• EXTRACT TO READ:
Segment Open

In this view of the appellants’ demand they were creditors at large without any equity, lien or charge upon the cotton crop of 1866, or the land into which a portion of the cotton was converted. This sweeps away their right to proceed in chancery against the property.

But we think the bankruptcy of the debtor, F. A. Montgomery, presented an insurmountable obstacle in the complainants’ path.

The bill was filed the 11th March A. D. 1868. The averment is, that F. A. Montgomery is hopelessly involved and fraudulently purposes and intends taking, or has 'already taken, the benefit of the bankrupt law, without surrendering the land sold to his wife, etc. On the 29th February A. D. 1868, Montgomery filed his petition in the bankrupt court, was declared a bankrupt on the 23d March, 1868, and was discharged as such on the 7th day of July, 1869.

Segment Closed

[Entries of extracted data]
Segment Open

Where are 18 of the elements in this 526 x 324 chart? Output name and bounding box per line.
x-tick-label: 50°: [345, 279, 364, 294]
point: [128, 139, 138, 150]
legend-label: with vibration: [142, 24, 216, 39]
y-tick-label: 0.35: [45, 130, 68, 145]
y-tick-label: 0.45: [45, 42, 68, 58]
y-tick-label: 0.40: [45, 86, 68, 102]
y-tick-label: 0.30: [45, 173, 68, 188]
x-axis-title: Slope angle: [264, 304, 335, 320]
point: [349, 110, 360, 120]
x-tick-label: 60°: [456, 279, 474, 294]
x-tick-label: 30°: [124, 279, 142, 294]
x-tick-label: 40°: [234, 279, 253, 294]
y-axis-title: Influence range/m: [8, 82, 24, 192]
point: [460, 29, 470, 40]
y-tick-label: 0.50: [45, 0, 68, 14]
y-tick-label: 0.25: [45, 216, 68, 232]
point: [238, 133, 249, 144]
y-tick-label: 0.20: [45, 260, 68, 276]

Segment Closed

• EXERCISES:
a. Using the extract on Montgomery's bankruptcy, answer yes or no for each statement and quote the deciding words: (i) The bill was filed before Montgomery filed his bankruptcy petition. (ii) Montgomery was declared a bankrupt on the 23d March, 1868. (iii) The appellants held a lien on the cotton crop of 1866.
b. Answer these questions from the extract on Montgomery's bankruptcy:
(i) On what date was Montgomery discharged as a bankrupt?
(ii) What land does the bill say Montgomery would not surrender?
(iii) What does the court say the bankruptcy presented in the complainants' path?

• RESULTS BY TASK:
a.
(i) No: "The bill was filed the 11th March A. D. 1868" and "On the 29th February A. D. 1868, Montgomery filed his petition in the bankrupt court"
(ii) Yes: "was declared a bankrupt on the 23d March, 1868"
(iii) No: "they were creditors at large without any equity, lien or charge upon the cotton crop of 1866"

b.
(i) The 7th day of July, 1869
(ii) The land sold to his wife
(iii) An insurmountable obstacle